# DESCRIPTION OF THE TASK
Identify every line in the records below that contains the word "JSON", and reproduce each one.

[A block of data]
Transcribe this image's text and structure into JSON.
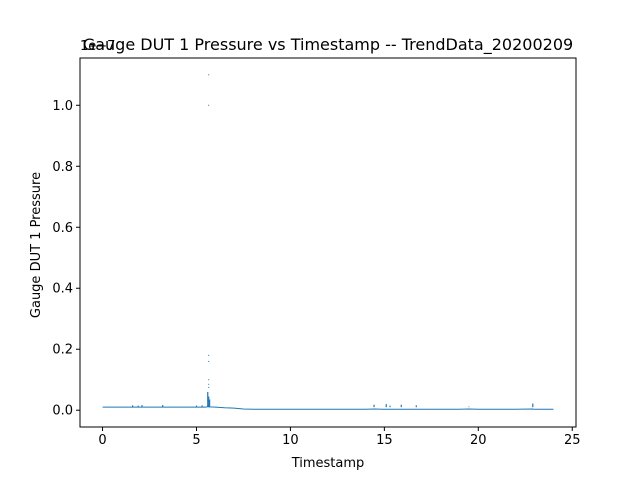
{
  "chart_data": {
    "type": "line",
    "title": "Gauge DUT 1 Pressure  vs Timestamp -- TrendData_20200209",
    "xlabel": "Timestamp",
    "ylabel": "Gauge DUT 1 Pressure",
    "y_offset_label": "1e−7",
    "xlim": [
      -1.2,
      25.2
    ],
    "ylim": [
      -0.055,
      1.155
    ],
    "x_ticks": [
      0,
      5,
      10,
      15,
      20,
      25
    ],
    "x_tick_labels": [
      "0",
      "5",
      "10",
      "15",
      "20",
      "25"
    ],
    "y_ticks": [
      0.0,
      0.2,
      0.4,
      0.6,
      0.8,
      1.0
    ],
    "y_tick_labels": [
      "0.0",
      "0.2",
      "0.4",
      "0.6",
      "0.8",
      "1.0"
    ],
    "grid": false,
    "line_color": "#1f77b4",
    "series": [
      {
        "x": [
          0,
          1.5,
          2.0,
          3.0,
          4.0,
          5.0,
          5.5,
          5.6,
          5.7,
          6.0,
          6.5,
          7.0,
          7.5,
          8.0,
          10.0,
          12.0,
          14.0,
          14.5,
          15.0,
          15.5,
          16.0,
          16.5,
          17.0,
          19.0,
          19.5,
          20.0,
          22.0,
          22.9,
          23.0,
          24.0
        ],
        "y": [
          0.01,
          0.01,
          0.01,
          0.01,
          0.01,
          0.01,
          0.01,
          0.012,
          0.011,
          0.01,
          0.008,
          0.007,
          0.004,
          0.003,
          0.003,
          0.003,
          0.003,
          0.004,
          0.003,
          0.003,
          0.003,
          0.003,
          0.003,
          0.003,
          0.004,
          0.003,
          0.003,
          0.004,
          0.003,
          0.003
        ]
      }
    ],
    "spikes": [
      {
        "x": 1.6,
        "top": 0.016
      },
      {
        "x": 1.9,
        "top": 0.015
      },
      {
        "x": 2.1,
        "top": 0.017
      },
      {
        "x": 3.2,
        "top": 0.017
      },
      {
        "x": 5.0,
        "top": 0.015
      },
      {
        "x": 5.3,
        "top": 0.016
      },
      {
        "x": 5.6,
        "top": 0.06
      },
      {
        "x": 5.65,
        "top": 0.045
      },
      {
        "x": 5.7,
        "top": 0.035
      },
      {
        "x": 14.45,
        "top": 0.018
      },
      {
        "x": 15.1,
        "top": 0.02
      },
      {
        "x": 15.3,
        "top": 0.015
      },
      {
        "x": 15.9,
        "top": 0.018
      },
      {
        "x": 16.7,
        "top": 0.016
      },
      {
        "x": 19.5,
        "top": 0.012
      },
      {
        "x": 19.7,
        "top": 0.01
      },
      {
        "x": 22.9,
        "top": 0.022
      }
    ],
    "outliers": [
      {
        "x": 5.65,
        "y": 1.1
      },
      {
        "x": 5.65,
        "y": 1.0
      },
      {
        "x": 5.65,
        "y": 0.18
      },
      {
        "x": 5.65,
        "y": 0.16
      },
      {
        "x": 5.65,
        "y": 0.1
      },
      {
        "x": 5.65,
        "y": 0.085
      },
      {
        "x": 5.65,
        "y": 0.075
      }
    ]
  }
}
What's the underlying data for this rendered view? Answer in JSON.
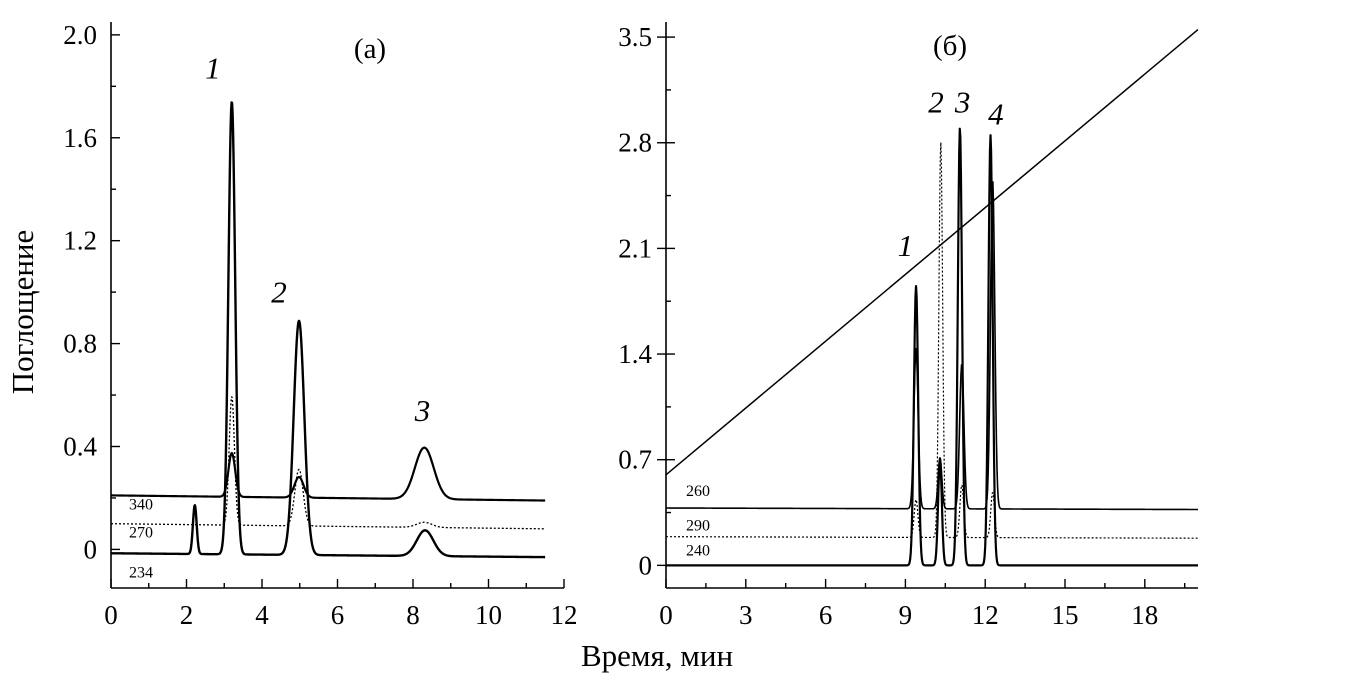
{
  "figure": {
    "xlabel": "Время, мин",
    "ylabel": "Поглощение"
  },
  "chart_data": [
    {
      "type": "line",
      "title": "(а)",
      "xlabel": "Время, мин",
      "ylabel": "Поглощение",
      "xlim": [
        0,
        12
      ],
      "ylim": [
        -0.15,
        2.05
      ],
      "x_ticks": [
        0,
        2,
        4,
        6,
        8,
        10,
        12
      ],
      "y_ticks": [
        0,
        0.4,
        0.8,
        1.2,
        1.6,
        2.0
      ],
      "y_tick_labels": [
        "0",
        "0.4",
        "0.8",
        "1.2",
        "1.6",
        "2.0"
      ],
      "series": [
        {
          "name": "340",
          "baseline": 0.21,
          "end_baseline": 0.19,
          "peaks": [
            {
              "x": 3.2,
              "height": 0.17,
              "width": 0.09
            },
            {
              "x": 4.98,
              "height": 0.08,
              "width": 0.12
            },
            {
              "x": 8.3,
              "height": 0.2,
              "width": 0.25
            }
          ],
          "stroke": 2.2,
          "dash": "",
          "x_end": 11.5
        },
        {
          "name": "270",
          "baseline": 0.1,
          "end_baseline": 0.08,
          "peaks": [
            {
              "x": 3.2,
              "height": 0.5,
              "width": 0.07
            },
            {
              "x": 4.98,
              "height": 0.22,
              "width": 0.11
            },
            {
              "x": 8.3,
              "height": 0.02,
              "width": 0.2
            }
          ],
          "stroke": 1.3,
          "dash": "2 2",
          "x_end": 11.5
        },
        {
          "name": "234",
          "baseline": -0.015,
          "end_baseline": -0.03,
          "peaks": [
            {
              "x": 2.22,
              "height": 0.19,
              "width": 0.05
            },
            {
              "x": 3.2,
              "height": 1.76,
              "width": 0.09
            },
            {
              "x": 4.98,
              "height": 0.91,
              "width": 0.14
            },
            {
              "x": 8.32,
              "height": 0.1,
              "width": 0.22
            }
          ],
          "stroke": 2.4,
          "dash": "",
          "x_end": 11.5
        }
      ],
      "peak_labels": [
        {
          "text": "1",
          "x": 2.7,
          "y": 1.83
        },
        {
          "text": "2",
          "x": 4.45,
          "y": 0.96
        },
        {
          "text": "3",
          "x": 8.25,
          "y": 0.5
        }
      ]
    },
    {
      "type": "line",
      "title": "(б)",
      "xlabel": "Время, мин",
      "ylabel": "",
      "xlim": [
        0,
        20
      ],
      "ylim": [
        -0.15,
        3.6
      ],
      "x_ticks": [
        0,
        3,
        6,
        9,
        12,
        15,
        18
      ],
      "y_ticks": [
        0,
        0.7,
        1.4,
        2.1,
        2.8,
        3.5
      ],
      "y_tick_labels": [
        "0",
        "0.7",
        "1.4",
        "2.1",
        "2.8",
        "3.5"
      ],
      "series": [
        {
          "name": "260",
          "baseline": 0.38,
          "end_baseline": 0.37,
          "peaks": [
            {
              "x": 9.4,
              "height": 1.06,
              "width": 0.08
            },
            {
              "x": 10.3,
              "height": 0.34,
              "width": 0.07
            },
            {
              "x": 11.12,
              "height": 0.96,
              "width": 0.08
            },
            {
              "x": 12.28,
              "height": 2.18,
              "width": 0.08
            }
          ],
          "stroke": 1.6,
          "dash": "",
          "x_end": 20
        },
        {
          "name": "290",
          "baseline": 0.19,
          "end_baseline": 0.18,
          "peaks": [
            {
              "x": 9.4,
              "height": 0.25,
              "width": 0.07
            },
            {
              "x": 10.33,
              "height": 2.62,
              "width": 0.07
            },
            {
              "x": 11.12,
              "height": 0.35,
              "width": 0.07
            },
            {
              "x": 12.28,
              "height": 0.3,
              "width": 0.07
            }
          ],
          "stroke": 1.2,
          "dash": "2 2",
          "x_end": 20
        },
        {
          "name": "240",
          "baseline": 0.0,
          "end_baseline": 0.0,
          "peaks": [
            {
              "x": 9.4,
              "height": 1.85,
              "width": 0.08
            },
            {
              "x": 10.3,
              "height": 0.7,
              "width": 0.07
            },
            {
              "x": 11.05,
              "height": 2.9,
              "width": 0.08
            },
            {
              "x": 12.2,
              "height": 2.85,
              "width": 0.08
            }
          ],
          "stroke": 2.2,
          "dash": "",
          "x_end": 20
        }
      ],
      "gradient_line": {
        "x": [
          0,
          20
        ],
        "y": [
          0.6,
          3.55
        ]
      },
      "peak_labels": [
        {
          "text": "1",
          "x": 9.0,
          "y": 2.05
        },
        {
          "text": "2",
          "x": 10.15,
          "y": 3.0
        },
        {
          "text": "3",
          "x": 11.15,
          "y": 3.0
        },
        {
          "text": "4",
          "x": 12.4,
          "y": 2.92
        }
      ]
    }
  ]
}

# FINISHED TASK
Transcribe this image's text and structure into JSON.
What's the underlying data for this rendered view? Answer in JSON.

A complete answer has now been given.